WORK TO BE COMPLETED
Copy the lines in the records below word for word, beginning with the line that contains "answer-field[interactable]: Frauen: [89, 446, 421, 509]" and ending with the line that contains "scrambled-word: HSUAKNSUT: [1109, 404, 1319, 441]", both ends included.

[begin GIVEN DATA]

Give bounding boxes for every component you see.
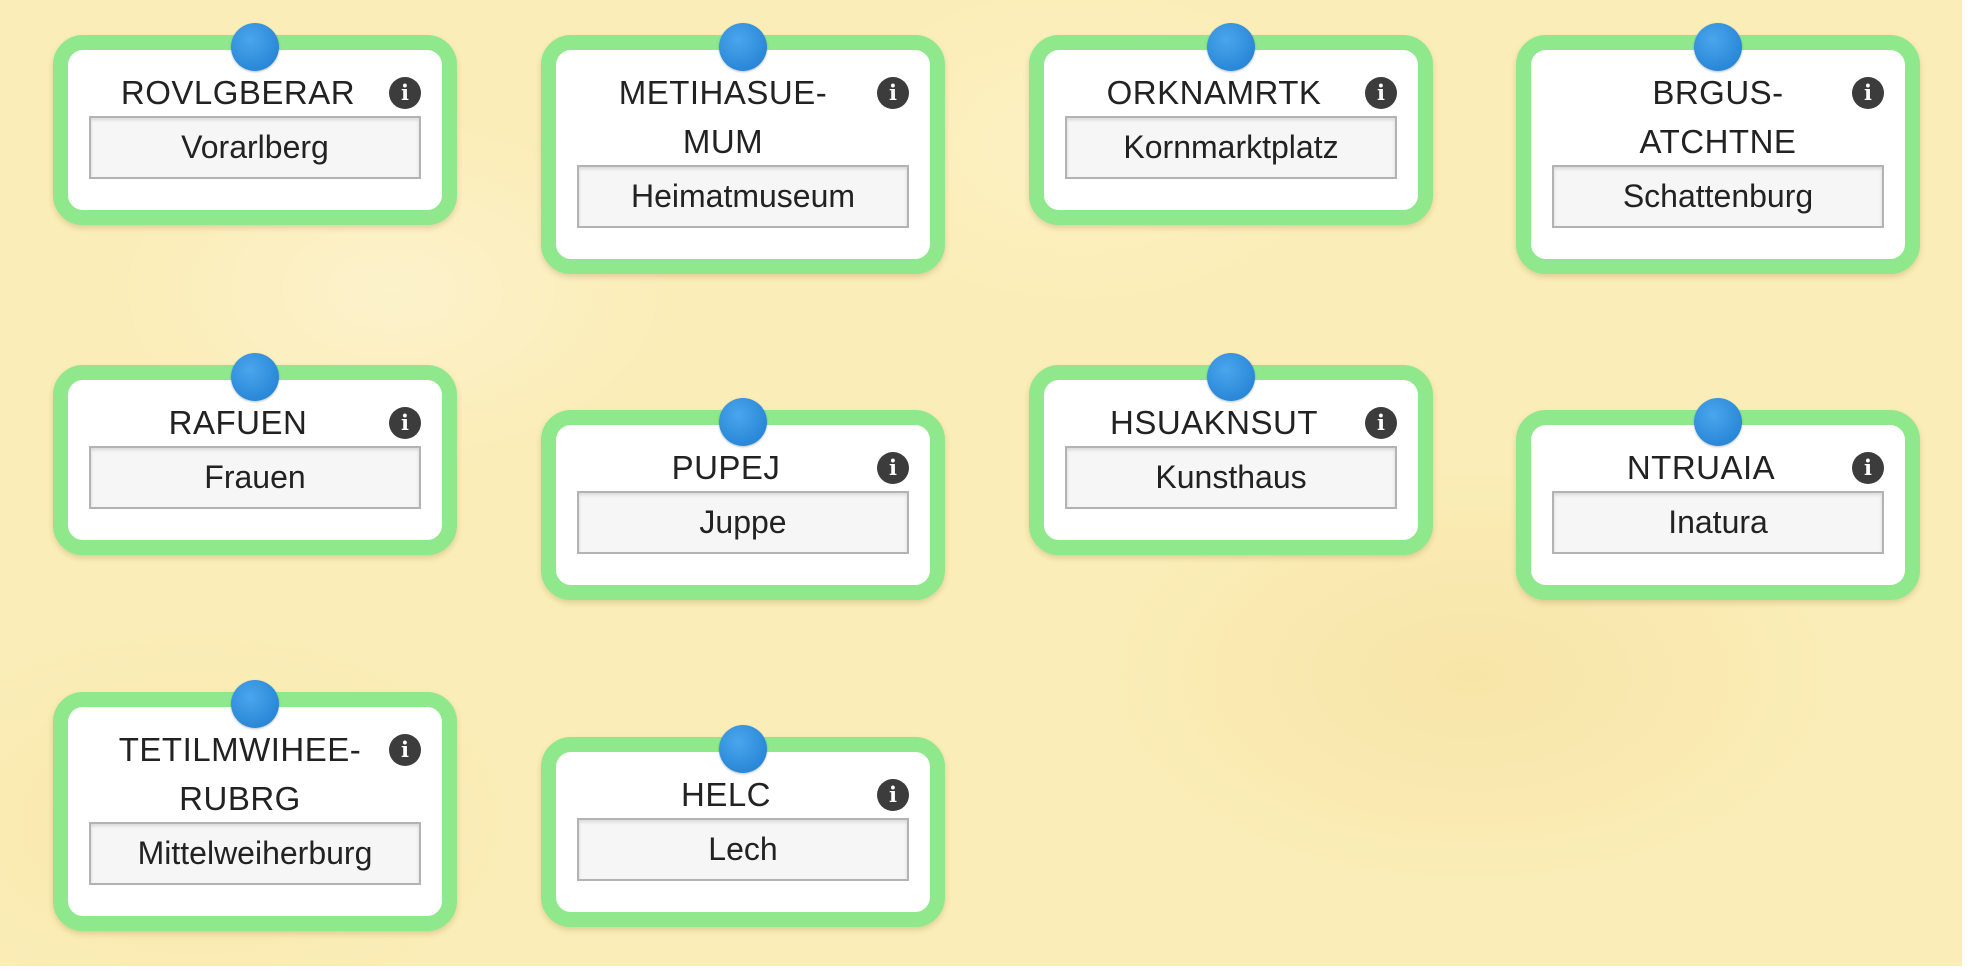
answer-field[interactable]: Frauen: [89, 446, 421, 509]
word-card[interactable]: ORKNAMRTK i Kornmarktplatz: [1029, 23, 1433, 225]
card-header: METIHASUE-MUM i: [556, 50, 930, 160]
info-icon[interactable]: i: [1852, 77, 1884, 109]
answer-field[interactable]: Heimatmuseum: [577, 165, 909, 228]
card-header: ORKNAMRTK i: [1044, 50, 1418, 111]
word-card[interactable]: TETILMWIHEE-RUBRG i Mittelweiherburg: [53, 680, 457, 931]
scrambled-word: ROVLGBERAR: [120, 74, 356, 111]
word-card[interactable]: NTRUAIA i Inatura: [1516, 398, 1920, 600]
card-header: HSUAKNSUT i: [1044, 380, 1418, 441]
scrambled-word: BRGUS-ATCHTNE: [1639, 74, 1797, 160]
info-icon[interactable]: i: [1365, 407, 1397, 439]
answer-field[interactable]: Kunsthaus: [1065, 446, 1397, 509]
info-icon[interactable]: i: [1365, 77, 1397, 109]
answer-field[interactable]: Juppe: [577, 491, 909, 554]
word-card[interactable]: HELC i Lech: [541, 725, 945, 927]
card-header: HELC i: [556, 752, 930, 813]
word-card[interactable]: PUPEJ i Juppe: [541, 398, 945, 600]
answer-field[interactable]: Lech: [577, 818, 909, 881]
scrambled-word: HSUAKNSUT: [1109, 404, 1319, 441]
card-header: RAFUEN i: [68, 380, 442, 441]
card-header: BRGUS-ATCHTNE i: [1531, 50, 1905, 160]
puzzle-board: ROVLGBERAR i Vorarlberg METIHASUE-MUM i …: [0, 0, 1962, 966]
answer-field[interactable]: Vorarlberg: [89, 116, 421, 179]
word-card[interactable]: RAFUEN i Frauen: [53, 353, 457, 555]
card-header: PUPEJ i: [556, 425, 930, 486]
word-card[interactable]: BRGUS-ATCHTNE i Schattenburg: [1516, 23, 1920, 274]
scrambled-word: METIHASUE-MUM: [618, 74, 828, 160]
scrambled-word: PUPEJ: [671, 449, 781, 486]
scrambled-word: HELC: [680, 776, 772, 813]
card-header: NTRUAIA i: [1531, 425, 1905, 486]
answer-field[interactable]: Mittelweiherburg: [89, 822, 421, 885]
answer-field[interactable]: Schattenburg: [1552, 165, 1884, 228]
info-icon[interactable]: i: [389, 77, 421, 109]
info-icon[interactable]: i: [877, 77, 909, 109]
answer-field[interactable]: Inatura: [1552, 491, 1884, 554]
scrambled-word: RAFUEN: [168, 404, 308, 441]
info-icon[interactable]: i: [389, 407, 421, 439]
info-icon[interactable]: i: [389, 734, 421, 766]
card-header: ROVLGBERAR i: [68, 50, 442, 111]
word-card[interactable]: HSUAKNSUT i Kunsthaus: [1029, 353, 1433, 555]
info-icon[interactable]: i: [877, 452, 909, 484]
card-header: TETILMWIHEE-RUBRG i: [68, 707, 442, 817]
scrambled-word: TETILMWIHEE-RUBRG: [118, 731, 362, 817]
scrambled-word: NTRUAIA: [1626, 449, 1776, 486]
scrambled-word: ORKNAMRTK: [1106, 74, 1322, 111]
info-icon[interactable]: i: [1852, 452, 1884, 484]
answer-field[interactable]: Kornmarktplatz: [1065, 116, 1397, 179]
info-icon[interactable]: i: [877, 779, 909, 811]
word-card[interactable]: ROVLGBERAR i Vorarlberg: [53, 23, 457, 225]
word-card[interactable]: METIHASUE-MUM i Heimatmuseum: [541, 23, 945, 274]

[end GIVEN DATA]
[begin GIVEN DATA]

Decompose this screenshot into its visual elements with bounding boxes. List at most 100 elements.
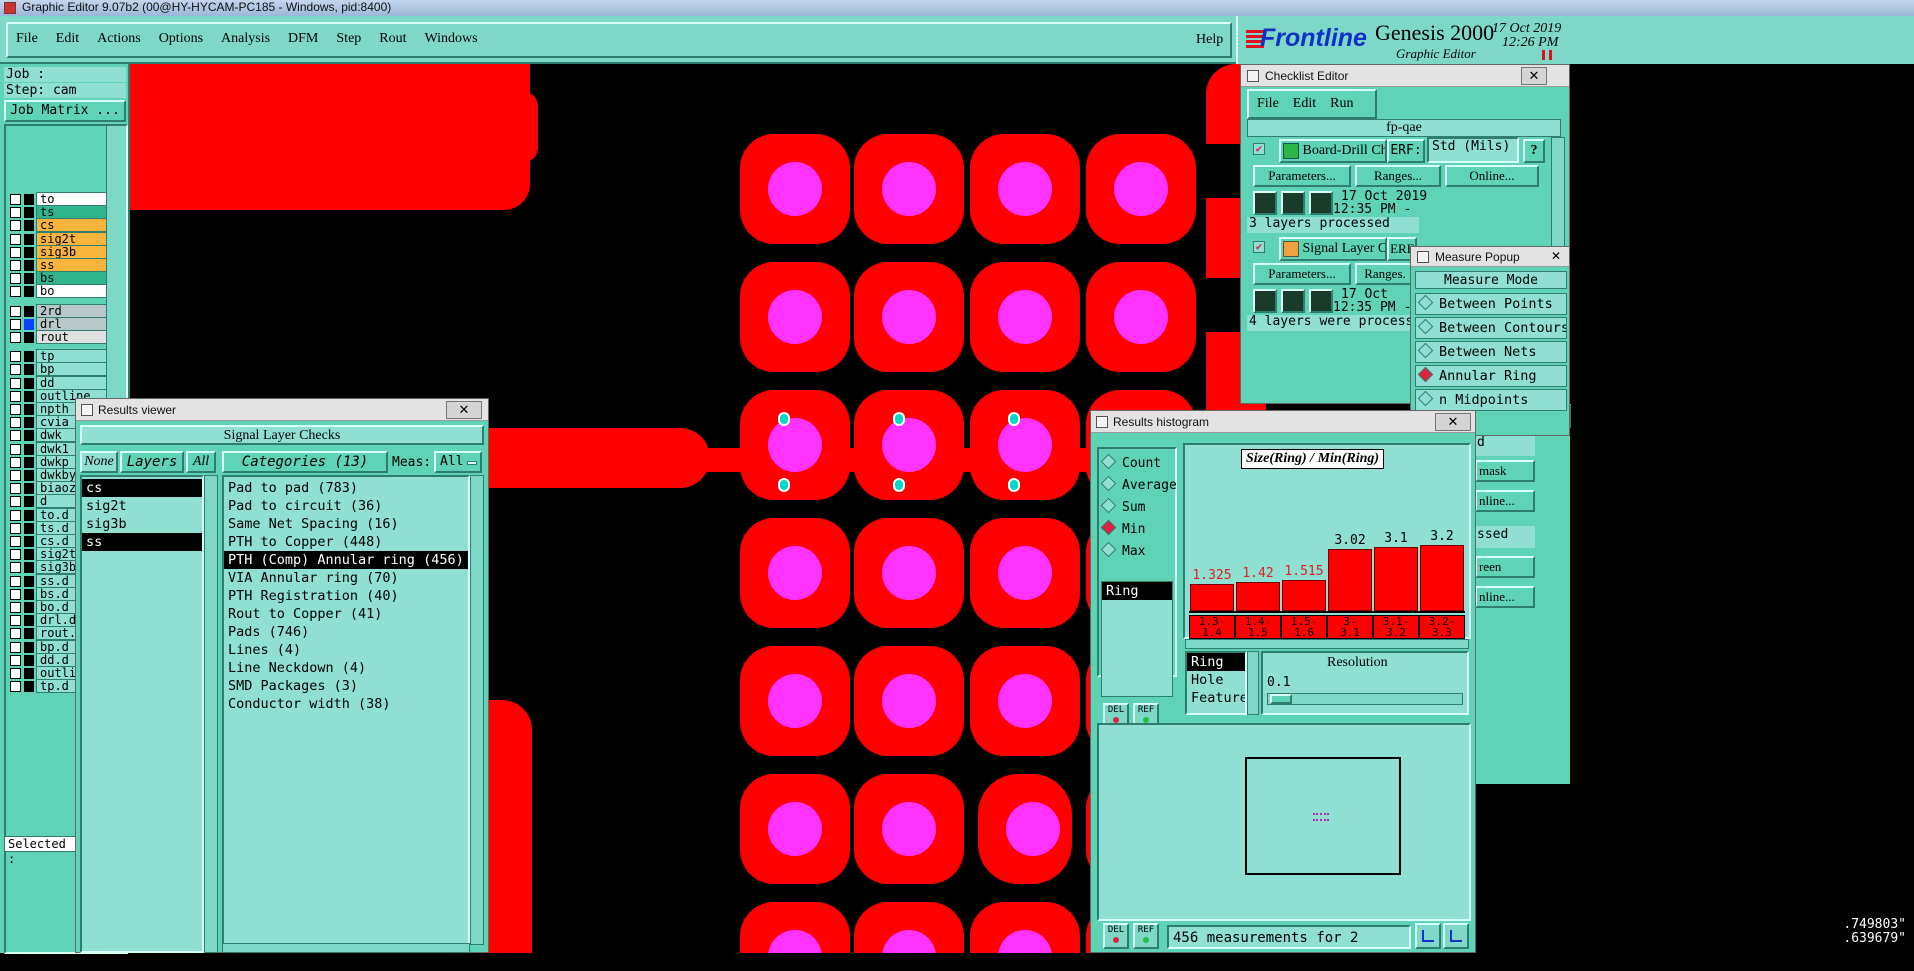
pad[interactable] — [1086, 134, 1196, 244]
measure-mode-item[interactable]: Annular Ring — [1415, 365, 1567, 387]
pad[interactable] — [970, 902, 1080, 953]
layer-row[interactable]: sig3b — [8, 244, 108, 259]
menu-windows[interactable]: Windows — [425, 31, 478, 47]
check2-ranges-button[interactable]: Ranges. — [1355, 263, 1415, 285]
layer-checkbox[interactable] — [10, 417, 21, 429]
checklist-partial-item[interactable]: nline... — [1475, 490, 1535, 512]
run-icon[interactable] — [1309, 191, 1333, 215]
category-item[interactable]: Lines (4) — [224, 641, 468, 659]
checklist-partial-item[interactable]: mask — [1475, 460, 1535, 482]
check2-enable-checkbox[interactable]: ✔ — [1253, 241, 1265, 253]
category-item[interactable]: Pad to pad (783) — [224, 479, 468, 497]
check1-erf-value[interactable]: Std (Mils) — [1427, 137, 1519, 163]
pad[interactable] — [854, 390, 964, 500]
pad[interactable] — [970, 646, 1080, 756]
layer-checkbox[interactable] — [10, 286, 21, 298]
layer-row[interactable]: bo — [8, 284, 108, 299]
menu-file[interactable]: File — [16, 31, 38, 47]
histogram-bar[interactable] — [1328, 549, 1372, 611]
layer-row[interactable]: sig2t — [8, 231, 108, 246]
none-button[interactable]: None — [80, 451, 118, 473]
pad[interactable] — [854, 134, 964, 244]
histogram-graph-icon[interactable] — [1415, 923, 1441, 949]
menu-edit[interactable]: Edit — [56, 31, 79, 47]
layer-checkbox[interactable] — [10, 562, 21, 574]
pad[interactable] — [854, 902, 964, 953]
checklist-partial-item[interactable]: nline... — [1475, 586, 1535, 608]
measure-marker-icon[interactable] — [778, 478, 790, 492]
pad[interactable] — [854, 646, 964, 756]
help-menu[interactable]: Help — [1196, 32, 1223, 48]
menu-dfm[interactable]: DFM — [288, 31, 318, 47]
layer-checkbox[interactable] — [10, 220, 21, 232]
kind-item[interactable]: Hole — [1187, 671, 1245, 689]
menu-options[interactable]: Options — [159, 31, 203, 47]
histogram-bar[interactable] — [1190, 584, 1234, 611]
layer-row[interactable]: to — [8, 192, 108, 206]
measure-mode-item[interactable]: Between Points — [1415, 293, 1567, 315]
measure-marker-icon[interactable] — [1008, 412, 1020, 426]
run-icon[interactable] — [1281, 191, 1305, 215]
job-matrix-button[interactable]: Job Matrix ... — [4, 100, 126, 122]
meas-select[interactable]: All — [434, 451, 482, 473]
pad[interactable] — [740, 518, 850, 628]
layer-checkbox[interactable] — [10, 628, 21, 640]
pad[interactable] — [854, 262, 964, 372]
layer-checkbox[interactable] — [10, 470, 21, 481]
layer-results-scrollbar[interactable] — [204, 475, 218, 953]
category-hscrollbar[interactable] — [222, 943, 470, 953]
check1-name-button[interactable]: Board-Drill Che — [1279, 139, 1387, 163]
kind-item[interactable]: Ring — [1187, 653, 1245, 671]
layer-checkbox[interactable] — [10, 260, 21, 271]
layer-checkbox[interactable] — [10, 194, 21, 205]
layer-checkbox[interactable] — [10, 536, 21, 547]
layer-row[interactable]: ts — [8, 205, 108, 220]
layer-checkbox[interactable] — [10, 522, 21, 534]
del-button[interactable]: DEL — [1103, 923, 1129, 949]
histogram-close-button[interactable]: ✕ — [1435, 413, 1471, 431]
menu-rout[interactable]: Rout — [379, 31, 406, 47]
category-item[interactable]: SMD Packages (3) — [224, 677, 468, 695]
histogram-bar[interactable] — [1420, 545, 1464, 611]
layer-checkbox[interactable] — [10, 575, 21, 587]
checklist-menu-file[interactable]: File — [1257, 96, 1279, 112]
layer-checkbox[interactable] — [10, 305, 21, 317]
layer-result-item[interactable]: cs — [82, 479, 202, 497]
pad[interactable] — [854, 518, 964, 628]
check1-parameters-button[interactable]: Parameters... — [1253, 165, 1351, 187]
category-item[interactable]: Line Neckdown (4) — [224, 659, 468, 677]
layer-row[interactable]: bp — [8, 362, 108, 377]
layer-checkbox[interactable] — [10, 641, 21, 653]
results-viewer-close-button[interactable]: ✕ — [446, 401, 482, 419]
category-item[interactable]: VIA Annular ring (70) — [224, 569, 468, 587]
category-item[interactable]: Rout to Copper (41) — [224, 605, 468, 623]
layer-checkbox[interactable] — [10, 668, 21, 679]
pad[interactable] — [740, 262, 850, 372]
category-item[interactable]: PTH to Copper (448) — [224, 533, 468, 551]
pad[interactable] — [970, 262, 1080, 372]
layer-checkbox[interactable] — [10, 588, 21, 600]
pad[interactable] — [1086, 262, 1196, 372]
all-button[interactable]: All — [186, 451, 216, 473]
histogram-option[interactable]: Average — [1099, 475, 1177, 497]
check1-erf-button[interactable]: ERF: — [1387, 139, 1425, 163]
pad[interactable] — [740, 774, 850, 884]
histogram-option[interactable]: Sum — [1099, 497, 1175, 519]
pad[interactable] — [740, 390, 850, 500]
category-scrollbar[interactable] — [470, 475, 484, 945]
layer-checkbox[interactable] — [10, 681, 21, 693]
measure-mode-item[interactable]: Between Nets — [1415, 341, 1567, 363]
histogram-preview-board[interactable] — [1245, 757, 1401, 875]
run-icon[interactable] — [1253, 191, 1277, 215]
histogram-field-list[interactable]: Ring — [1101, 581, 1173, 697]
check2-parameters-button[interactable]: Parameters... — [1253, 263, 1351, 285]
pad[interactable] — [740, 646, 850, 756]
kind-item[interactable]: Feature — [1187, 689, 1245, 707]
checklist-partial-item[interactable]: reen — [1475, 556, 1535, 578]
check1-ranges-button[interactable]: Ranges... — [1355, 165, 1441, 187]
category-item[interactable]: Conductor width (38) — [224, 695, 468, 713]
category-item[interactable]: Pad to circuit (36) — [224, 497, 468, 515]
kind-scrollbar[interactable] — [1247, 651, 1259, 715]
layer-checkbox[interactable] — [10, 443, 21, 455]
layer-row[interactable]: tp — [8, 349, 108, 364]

[end GIVEN DATA]

EXERCISE OUTPUT
answer-field[interactable]: Frauen: [89, 446, 421, 509]
word-card[interactable]: ORKNAMRTK i Kornmarktplatz: [1029, 23, 1433, 225]
card-header: METIHASUE-MUM i: [556, 50, 930, 160]
info-icon[interactable]: i: [1852, 77, 1884, 109]
answer-field[interactable]: Heimatmuseum: [577, 165, 909, 228]
card-header: ORKNAMRTK i: [1044, 50, 1418, 111]
word-card[interactable]: TETILMWIHEE-RUBRG i Mittelweiherburg: [53, 680, 457, 931]
scrambled-word: ROVLGBERAR: [120, 74, 356, 111]
word-card[interactable]: NTRUAIA i Inatura: [1516, 398, 1920, 600]
card-header: HSUAKNSUT i: [1044, 380, 1418, 441]
scrambled-word: BRGUS-ATCHTNE: [1639, 74, 1797, 160]
info-icon[interactable]: i: [1365, 407, 1397, 439]
answer-field[interactable]: Kunsthaus: [1065, 446, 1397, 509]
info-icon[interactable]: i: [1365, 77, 1397, 109]
answer-field[interactable]: Juppe: [577, 491, 909, 554]
word-card[interactable]: HELC i Lech: [541, 725, 945, 927]
card-header: HELC i: [556, 752, 930, 813]
word-card[interactable]: PUPEJ i Juppe: [541, 398, 945, 600]
answer-field[interactable]: Lech: [577, 818, 909, 881]
scrambled-word: HSUAKNSUT: [1109, 404, 1319, 441]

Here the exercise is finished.